═════ Records shown
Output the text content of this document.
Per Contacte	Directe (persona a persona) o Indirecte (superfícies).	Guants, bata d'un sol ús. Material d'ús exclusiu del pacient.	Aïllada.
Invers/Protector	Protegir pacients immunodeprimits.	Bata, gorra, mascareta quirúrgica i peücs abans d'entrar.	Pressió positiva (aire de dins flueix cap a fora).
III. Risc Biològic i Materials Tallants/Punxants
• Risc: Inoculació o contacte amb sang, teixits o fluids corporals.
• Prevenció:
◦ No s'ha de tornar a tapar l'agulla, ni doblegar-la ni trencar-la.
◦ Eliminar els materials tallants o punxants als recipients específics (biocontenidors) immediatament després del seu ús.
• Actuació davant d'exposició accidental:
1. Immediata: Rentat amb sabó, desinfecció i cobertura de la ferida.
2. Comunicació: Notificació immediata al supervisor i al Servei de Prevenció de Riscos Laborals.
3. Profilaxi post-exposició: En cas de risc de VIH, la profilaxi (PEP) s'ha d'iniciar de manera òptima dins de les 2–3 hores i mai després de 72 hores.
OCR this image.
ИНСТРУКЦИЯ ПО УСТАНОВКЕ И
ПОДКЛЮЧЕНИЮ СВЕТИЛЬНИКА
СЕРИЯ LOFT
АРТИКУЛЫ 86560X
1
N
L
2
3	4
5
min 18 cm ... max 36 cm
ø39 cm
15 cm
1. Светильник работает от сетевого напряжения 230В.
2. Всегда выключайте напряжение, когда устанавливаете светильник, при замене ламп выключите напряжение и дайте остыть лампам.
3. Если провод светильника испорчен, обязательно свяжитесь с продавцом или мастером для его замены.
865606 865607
══════════
## Challenge:
All entries shown above should be printed again exactly.

## Solution to this problem:
Output the text content of this document.
Per Contacte	Directe (persona a persona) o Indirecte (superfícies).	Guants, bata d'un sol ús. Material d'ús exclusiu del pacient.	Aïllada.
Invers/Protector	Protegir pacients immunodeprimits.	Bata, gorra, mascareta quirúrgica i peücs abans d'entrar.	Pressió positiva (aire de dins flueix cap a fora).
III. Risc Biològic i Materials Tallants/Punxants
• Risc: Inoculació o contacte amb sang, teixits o fluids corporals.
• Prevenció:
◦ No s'ha de tornar a tapar l'agulla, ni doblegar-la ni trencar-la.
◦ Eliminar els materials tallants o punxants als recipients específics (biocontenidors) immediatament després del seu ús.
• Actuació davant d'exposició accidental:
1. Immediata: Rentat amb sabó, desinfecció i cobertura de la ferida.
2. Comunicació: Notificació immediata al supervisor i al Servei de Prevenció de Riscos Laborals.
3. Profilaxi post-exposició: En cas de risc de VIH, la profilaxi (PEP) s'ha d'iniciar de manera òptima dins de les 2–3 hores i mai després de 72 hores.
OCR this image.
ИНСТРУКЦИЯ ПО УСТАНОВКЕ И
ПОДКЛЮЧЕНИЮ СВЕТИЛЬНИКА
СЕРИЯ LOFT
АРТИКУЛЫ 86560X
1
N
L
2
3	4
5
min 18 cm ... max 36 cm
ø39 cm
15 cm
1. Светильник работает от сетевого напряжения 230В.
2. Всегда выключайте напряжение, когда устанавливаете светильник, при замене ламп выключите напряжение и дайте остыть лампам.
3. Если провод светильника испорчен, обязательно свяжитесь с продавцом или мастером для его замены.
865606 865607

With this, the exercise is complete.